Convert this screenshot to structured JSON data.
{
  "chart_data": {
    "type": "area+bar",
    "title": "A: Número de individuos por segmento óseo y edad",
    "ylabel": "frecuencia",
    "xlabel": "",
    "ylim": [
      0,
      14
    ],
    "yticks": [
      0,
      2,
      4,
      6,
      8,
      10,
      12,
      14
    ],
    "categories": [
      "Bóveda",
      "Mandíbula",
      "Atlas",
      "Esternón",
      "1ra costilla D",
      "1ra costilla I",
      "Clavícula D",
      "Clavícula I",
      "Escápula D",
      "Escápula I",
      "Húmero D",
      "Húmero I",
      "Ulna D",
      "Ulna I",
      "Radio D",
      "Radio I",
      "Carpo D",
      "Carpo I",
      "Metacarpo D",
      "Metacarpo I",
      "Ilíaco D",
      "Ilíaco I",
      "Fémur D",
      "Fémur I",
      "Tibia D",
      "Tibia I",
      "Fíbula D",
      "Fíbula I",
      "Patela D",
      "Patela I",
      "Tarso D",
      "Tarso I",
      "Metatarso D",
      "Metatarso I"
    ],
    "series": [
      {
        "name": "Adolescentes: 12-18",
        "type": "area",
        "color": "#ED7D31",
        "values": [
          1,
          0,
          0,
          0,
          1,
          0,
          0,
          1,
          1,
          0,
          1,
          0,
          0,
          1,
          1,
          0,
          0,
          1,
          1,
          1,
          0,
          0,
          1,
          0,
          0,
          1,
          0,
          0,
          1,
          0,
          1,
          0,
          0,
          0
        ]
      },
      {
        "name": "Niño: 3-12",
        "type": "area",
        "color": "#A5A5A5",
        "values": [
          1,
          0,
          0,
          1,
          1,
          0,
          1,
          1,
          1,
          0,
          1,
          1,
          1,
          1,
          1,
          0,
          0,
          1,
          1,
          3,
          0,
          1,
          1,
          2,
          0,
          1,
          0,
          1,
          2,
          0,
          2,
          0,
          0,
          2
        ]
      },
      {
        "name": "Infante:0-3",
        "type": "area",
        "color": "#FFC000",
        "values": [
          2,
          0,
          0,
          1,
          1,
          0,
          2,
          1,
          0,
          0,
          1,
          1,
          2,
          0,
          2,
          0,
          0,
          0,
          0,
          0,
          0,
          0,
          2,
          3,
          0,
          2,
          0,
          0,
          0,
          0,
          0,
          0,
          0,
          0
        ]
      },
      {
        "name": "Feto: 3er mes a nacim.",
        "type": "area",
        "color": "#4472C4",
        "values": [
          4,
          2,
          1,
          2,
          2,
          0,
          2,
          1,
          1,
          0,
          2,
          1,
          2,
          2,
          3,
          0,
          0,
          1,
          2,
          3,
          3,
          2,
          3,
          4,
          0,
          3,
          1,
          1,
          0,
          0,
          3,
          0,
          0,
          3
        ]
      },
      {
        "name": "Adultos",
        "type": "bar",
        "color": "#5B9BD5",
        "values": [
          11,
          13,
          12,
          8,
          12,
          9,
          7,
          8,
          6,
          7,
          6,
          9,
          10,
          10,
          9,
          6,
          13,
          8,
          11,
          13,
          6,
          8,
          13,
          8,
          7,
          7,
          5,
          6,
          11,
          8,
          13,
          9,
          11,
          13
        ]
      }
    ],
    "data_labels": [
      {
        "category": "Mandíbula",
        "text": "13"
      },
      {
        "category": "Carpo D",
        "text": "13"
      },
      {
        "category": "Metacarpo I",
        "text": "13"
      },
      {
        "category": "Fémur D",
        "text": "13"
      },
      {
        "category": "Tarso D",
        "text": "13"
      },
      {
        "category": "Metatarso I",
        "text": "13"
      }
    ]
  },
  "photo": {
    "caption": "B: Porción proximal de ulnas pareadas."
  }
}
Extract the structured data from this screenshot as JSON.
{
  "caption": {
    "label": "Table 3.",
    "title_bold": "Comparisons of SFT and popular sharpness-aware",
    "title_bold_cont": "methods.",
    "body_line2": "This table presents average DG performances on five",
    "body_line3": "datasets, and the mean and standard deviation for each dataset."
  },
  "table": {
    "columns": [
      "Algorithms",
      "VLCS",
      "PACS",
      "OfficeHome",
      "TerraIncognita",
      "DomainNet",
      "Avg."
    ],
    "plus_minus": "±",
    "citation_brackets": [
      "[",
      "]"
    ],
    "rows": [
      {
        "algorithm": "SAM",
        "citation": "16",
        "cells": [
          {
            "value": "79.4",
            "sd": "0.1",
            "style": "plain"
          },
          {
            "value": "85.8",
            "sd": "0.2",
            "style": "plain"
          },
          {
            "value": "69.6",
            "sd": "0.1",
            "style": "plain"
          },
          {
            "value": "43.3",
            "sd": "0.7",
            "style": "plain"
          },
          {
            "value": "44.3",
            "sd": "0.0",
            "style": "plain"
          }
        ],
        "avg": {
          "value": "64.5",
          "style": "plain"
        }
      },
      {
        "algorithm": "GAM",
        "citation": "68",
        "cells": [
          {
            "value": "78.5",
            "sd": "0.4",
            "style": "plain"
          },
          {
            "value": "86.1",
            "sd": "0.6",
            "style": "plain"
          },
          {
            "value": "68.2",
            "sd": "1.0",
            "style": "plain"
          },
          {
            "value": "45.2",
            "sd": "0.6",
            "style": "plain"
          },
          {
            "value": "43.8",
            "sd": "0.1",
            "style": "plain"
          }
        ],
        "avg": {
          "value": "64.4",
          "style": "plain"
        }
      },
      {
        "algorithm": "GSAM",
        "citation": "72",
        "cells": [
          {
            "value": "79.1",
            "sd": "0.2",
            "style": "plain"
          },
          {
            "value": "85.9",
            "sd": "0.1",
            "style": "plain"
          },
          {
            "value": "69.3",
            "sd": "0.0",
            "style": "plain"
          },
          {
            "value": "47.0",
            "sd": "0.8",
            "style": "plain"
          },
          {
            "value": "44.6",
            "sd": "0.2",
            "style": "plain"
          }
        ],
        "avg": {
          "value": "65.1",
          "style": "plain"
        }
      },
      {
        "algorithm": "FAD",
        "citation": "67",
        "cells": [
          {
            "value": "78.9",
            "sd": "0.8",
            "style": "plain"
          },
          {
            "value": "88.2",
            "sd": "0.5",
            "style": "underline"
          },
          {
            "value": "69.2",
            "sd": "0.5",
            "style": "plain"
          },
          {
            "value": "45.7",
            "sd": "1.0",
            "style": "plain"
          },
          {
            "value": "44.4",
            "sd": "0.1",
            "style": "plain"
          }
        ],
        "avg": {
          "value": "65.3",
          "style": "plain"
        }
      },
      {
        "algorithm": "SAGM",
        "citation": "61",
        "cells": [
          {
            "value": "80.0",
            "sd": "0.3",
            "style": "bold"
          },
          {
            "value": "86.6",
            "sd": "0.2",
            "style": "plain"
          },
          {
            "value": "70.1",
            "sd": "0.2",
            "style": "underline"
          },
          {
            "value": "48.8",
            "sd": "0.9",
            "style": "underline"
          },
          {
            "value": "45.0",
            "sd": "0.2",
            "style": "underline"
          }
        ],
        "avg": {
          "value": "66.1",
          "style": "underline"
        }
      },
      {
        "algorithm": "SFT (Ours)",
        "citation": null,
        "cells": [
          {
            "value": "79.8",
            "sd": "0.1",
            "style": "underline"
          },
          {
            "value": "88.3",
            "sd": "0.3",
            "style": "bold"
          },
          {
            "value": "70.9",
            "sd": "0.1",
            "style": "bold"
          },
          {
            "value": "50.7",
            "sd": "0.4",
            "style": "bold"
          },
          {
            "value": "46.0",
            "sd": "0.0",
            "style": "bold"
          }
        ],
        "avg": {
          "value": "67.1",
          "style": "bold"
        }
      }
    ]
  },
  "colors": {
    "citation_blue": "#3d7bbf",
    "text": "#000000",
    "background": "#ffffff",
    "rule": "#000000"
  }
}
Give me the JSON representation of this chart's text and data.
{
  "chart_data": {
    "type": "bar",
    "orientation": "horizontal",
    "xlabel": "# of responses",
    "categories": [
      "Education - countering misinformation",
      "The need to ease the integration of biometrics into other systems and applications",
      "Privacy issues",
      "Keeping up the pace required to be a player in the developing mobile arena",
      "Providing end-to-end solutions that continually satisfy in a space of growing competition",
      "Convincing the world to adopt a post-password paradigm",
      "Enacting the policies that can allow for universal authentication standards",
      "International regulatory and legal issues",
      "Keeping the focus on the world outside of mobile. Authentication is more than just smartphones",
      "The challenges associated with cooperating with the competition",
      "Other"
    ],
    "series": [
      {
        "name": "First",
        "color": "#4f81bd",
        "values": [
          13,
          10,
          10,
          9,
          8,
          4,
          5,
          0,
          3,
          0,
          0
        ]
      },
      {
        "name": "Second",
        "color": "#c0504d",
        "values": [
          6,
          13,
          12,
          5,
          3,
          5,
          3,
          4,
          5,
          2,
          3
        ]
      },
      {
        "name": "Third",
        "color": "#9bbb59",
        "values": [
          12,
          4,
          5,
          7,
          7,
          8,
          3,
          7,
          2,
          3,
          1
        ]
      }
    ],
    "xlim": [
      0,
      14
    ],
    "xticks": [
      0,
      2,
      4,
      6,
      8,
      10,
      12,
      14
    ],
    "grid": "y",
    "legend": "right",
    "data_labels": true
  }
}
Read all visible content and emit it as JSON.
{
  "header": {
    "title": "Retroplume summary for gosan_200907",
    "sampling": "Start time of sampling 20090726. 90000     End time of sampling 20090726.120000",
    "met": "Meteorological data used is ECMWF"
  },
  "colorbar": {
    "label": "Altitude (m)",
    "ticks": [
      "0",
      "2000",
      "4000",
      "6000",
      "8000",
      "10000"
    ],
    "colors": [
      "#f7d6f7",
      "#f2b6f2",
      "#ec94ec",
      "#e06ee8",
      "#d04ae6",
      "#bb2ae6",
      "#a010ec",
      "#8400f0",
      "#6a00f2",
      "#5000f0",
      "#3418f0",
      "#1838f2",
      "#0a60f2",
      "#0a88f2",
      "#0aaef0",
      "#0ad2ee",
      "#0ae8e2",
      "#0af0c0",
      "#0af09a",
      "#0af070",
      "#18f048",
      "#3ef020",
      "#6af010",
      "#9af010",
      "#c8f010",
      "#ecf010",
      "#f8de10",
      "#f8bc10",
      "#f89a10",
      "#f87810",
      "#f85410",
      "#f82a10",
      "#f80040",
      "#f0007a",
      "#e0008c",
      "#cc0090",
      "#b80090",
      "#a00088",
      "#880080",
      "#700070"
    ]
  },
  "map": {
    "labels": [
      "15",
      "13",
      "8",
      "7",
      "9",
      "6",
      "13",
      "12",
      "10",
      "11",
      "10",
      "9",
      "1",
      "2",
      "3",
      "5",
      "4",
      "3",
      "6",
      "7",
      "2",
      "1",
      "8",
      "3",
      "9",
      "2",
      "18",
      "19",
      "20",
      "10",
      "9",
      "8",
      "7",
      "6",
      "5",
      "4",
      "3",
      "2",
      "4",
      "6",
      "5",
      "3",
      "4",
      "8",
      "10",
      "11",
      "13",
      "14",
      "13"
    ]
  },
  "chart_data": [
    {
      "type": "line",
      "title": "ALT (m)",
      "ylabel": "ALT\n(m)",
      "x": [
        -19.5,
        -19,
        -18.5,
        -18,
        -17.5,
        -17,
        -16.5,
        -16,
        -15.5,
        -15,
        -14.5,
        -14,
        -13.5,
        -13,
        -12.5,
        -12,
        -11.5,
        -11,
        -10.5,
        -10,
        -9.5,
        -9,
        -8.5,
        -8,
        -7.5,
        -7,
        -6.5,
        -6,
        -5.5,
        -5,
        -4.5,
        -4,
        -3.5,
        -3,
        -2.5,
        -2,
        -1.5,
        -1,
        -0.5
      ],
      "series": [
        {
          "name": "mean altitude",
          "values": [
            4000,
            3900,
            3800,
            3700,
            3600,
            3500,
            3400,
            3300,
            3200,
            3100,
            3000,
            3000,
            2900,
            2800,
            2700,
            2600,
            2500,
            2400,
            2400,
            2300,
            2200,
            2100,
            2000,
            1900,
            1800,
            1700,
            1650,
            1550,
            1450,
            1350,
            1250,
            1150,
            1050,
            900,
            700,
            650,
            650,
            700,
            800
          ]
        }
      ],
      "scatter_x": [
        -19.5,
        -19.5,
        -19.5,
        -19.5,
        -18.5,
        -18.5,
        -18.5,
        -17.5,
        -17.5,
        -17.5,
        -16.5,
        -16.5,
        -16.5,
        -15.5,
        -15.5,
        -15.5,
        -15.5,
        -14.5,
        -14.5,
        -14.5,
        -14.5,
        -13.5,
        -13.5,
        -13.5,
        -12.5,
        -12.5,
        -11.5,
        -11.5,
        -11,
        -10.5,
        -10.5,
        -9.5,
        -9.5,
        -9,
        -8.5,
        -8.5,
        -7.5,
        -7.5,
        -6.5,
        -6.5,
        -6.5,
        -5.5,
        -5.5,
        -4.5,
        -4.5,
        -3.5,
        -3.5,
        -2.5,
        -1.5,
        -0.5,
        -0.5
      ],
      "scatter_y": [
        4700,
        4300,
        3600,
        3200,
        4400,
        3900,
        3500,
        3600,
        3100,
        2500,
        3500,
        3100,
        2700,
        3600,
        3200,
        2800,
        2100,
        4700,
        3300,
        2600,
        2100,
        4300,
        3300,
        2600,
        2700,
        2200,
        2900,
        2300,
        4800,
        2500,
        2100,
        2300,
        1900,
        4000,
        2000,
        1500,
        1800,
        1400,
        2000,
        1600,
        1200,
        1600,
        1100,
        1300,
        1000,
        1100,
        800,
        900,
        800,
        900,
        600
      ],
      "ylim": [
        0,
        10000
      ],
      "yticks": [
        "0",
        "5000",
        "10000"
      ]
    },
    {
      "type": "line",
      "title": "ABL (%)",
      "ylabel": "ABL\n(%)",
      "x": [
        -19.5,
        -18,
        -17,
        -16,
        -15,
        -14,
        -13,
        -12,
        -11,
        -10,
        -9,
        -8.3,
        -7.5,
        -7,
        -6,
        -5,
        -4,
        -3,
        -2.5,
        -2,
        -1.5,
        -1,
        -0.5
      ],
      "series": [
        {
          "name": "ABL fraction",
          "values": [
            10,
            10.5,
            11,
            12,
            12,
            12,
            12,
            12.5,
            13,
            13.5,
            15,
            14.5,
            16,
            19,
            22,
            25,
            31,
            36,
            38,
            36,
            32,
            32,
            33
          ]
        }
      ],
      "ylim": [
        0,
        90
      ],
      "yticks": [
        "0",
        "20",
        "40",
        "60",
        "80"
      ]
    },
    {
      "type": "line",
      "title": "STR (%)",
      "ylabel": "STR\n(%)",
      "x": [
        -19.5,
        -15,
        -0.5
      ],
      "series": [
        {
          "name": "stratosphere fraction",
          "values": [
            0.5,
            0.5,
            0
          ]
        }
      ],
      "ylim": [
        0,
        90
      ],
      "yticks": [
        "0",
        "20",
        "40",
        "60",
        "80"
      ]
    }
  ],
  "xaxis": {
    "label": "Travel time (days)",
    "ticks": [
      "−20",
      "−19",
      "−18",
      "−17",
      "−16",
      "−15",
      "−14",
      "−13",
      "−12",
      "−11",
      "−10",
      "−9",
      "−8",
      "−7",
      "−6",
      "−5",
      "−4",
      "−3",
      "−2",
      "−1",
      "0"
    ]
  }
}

※ ※ ※

* Goal *
Only the count is needed: the number of lines in the data that include the word "mean".

* Task response *
2